==== Excerto a ler
56. Ainda que se entenda – o que não se concede – que o Conselho de Disciplina não tinha elementos suficientes de prova para punir a Recorrida, a verdade é que o facto (alegada e eventualmente) desconhecido – a prática de condutas ilícitas por parte de adeptos da Recorrida e a violação dos respetivos deveres – foi retirado de outros factos conhecidos;
57. Refira-se, aliás, que este tipo de presunção é perfeitamente admissível nesta sede e não briga com o princípio da presunção de inocência, ao contrário do que refere a Recorrida e do que parece entender o TCA Sul;
58. No caso concreto, é absolutamente líquido que segundo as normas circunstâncias práticas da vida e para além de uma dúvida razoável foram adeptos do A………… a perpetrar as condutas descritas e que a Recorrida era a entidade responsável pela revista de adeptos, impondo a necessária segurança no estádio; donde resulta, sem margem para dúvidas, que a Recorrida incumpriu com os seus deveres e deve ser responsabilizada;
59. Há ainda que notar que o próprio Tribunal Arbitral do Desporto já se pronunciou por onze vezes, em sete Colégios Arbitrais distintos, em sentido diverso ao entendimento sufragado pelo TCA Sul, e de forma totalmente consentânea com o sufragado no Acórdão proferido pelo TAD em análise nos autos. Fazemos menção aos processos n.º 19/2017, 21/2017, 26/2017, 35/2017, 60/2017, 61/2017, 2/2018, 10/2018, 11/2018, 14/2018, e ainda parcialmente, o 69/2017, para além do que se encontra em discussão nos autos;
60. A tese sufragada pelo Colégio Arbitral é um passo largo para fomentar situações de violência e insegurança no futebol e em concreto durante os espetáculos desportivos, porquanto diminuir-se-á acentuadamente o número de casos em que serão efetivamente aplicadas sanções, criando-se uma sensação de impunidade em que pretende praticar factos semelhantes aos casos em apreço e ao invés, mais preocupante, afastando dos eventos desportivos, quem não o pretende fazer, em virtude do receio da ocorrência de episódios de violência.
61. A interpretação perfilhada no acórdão recorrido levará a uma crescente desresponsabilização por este tipo de atos e não se diga que os clubes não podem ser responsabilizados por factos praticados pelos seus adeptos, pois tal responsabilização deriva de uma evolução recente e salutar no fenómeno desportivo e que visa a diminuição da violência no desporto e intima os clubes a tomarem medidas para assegurar que tais factos não se verifiquem.
62. Face ao exposto, deve o acórdão proferido pelo Tribunal a quo ser revogado por erro de julgamento, designadamente por errada interpretação e aplicação do disposto nos artigos 13.º, al. f), 127.º, 172.º, 186.º, n.º 1, 187.º, n.º 1, al. a) e b) e 258.º do Regulamento Disciplinar da LPFP.
========
Exercício proposto
Indique, com base no excerto a ler, quantas vezes o Tribunal Arbitral do Desporto já se pronunciou em sentido diverso ao entendimento sufragado pelo TCA Sul.
==== Secção de dados
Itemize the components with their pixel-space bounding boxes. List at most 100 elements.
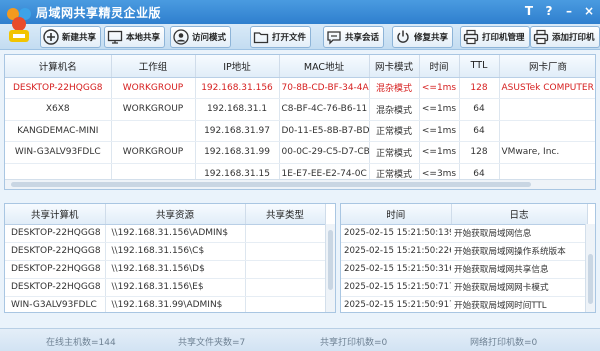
========
A resposta
Onze vezes, em sete Colégios Arbitrais distintos.